**Material supplied:**
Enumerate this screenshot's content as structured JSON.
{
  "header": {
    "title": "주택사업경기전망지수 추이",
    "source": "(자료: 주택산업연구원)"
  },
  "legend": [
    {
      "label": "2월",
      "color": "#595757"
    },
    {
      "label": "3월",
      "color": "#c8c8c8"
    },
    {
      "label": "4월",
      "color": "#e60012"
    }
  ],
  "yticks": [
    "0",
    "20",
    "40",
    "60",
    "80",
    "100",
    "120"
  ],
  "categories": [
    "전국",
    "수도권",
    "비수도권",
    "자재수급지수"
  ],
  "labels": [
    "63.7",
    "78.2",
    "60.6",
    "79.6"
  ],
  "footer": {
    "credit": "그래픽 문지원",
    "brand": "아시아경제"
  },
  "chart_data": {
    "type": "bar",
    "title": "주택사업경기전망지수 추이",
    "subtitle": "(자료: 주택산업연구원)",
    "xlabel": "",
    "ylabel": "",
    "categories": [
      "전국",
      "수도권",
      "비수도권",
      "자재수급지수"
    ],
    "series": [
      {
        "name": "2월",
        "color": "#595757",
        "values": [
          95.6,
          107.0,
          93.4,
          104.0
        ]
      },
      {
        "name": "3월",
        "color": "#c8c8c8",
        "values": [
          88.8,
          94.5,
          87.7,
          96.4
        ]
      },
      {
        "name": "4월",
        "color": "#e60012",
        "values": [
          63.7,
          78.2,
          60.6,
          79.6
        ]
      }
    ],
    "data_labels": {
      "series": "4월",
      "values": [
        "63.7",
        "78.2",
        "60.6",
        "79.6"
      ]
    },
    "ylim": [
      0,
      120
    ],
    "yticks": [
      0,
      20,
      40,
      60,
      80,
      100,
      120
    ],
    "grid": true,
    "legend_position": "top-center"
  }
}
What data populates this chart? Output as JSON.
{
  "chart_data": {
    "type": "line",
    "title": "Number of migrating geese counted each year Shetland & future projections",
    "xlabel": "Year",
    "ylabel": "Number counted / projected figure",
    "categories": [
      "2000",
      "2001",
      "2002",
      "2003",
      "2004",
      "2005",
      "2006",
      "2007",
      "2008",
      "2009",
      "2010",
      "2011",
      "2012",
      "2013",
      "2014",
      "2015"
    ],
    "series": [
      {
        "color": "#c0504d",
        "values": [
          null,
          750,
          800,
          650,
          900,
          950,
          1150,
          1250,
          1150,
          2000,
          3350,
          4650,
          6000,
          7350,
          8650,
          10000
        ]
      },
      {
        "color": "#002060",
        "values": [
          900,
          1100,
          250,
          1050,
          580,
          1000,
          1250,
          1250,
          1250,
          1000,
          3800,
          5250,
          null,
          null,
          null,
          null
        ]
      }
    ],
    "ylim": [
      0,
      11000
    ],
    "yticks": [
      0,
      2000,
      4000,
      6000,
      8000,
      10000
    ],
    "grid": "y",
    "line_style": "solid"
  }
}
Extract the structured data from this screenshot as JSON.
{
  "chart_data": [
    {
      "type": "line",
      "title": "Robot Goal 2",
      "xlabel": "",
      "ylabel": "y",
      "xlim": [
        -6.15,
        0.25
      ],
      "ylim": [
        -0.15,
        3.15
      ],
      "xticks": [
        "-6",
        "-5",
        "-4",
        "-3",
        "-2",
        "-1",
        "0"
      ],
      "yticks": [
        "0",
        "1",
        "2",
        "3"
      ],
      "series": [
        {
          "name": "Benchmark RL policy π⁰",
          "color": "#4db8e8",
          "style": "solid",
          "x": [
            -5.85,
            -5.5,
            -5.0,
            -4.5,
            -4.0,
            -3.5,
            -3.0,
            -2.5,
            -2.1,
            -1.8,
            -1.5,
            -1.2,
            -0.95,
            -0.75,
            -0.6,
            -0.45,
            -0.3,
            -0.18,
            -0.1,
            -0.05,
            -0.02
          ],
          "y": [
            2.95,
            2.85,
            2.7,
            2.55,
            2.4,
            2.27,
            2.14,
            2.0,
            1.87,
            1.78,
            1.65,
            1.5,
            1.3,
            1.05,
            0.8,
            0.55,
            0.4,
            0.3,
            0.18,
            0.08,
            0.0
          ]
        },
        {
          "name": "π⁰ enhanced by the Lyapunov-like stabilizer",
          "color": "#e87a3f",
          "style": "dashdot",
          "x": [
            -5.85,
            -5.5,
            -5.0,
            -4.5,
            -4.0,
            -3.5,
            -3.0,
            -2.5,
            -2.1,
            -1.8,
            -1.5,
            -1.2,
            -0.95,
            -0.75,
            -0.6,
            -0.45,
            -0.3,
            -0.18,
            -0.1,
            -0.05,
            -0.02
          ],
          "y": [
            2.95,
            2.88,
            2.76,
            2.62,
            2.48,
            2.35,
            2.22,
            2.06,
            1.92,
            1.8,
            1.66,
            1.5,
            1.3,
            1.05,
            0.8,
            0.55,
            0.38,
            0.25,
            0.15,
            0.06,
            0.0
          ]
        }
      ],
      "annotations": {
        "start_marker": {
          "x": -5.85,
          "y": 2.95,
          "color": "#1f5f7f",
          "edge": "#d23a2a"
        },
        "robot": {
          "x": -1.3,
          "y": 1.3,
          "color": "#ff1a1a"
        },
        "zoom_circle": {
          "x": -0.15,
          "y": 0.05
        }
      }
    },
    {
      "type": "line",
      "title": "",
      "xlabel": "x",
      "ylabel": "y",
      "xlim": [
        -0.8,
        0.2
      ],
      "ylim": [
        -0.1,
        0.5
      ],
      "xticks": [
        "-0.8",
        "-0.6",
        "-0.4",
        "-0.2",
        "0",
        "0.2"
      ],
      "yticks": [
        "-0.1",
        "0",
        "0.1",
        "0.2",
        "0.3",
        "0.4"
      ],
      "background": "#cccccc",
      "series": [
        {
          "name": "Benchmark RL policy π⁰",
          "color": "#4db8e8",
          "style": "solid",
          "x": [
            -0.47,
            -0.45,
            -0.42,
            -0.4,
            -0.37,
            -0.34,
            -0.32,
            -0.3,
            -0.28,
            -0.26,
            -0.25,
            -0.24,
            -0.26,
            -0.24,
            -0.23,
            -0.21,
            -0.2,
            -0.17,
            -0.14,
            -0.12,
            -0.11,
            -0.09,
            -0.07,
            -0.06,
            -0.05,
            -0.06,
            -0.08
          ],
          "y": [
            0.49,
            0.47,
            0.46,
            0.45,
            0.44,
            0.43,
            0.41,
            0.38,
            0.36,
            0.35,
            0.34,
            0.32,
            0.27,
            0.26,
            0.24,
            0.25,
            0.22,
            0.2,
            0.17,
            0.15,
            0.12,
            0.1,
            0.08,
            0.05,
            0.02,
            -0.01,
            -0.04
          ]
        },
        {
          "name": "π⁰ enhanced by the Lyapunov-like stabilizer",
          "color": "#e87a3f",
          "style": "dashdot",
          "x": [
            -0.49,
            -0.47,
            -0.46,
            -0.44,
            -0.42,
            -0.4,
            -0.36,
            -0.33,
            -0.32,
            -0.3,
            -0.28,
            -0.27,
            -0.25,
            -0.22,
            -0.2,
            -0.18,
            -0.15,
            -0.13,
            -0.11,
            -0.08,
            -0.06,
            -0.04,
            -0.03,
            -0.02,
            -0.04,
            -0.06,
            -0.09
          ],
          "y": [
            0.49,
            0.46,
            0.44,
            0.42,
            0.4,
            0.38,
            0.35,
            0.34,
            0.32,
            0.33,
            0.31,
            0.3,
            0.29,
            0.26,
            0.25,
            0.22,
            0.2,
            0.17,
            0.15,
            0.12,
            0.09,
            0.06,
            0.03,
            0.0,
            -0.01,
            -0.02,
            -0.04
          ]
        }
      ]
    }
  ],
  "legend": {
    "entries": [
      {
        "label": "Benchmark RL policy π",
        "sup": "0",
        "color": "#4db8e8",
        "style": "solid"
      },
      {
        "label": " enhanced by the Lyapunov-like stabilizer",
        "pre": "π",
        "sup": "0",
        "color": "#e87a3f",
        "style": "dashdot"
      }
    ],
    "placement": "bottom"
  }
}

**Job:** In the records above, locate each line with the word "name". Copy all such lines.

**Worked answer:**
        "name": "2월",
        "name": "3월",
        "name": "4월",
          "name": "Benchmark RL policy π⁰",
          "name": "π⁰ enhanced by the Lyapunov-like stabilizer",
          "name": "Benchmark RL policy π⁰",
          "name": "π⁰ enhanced by the Lyapunov-like stabilizer",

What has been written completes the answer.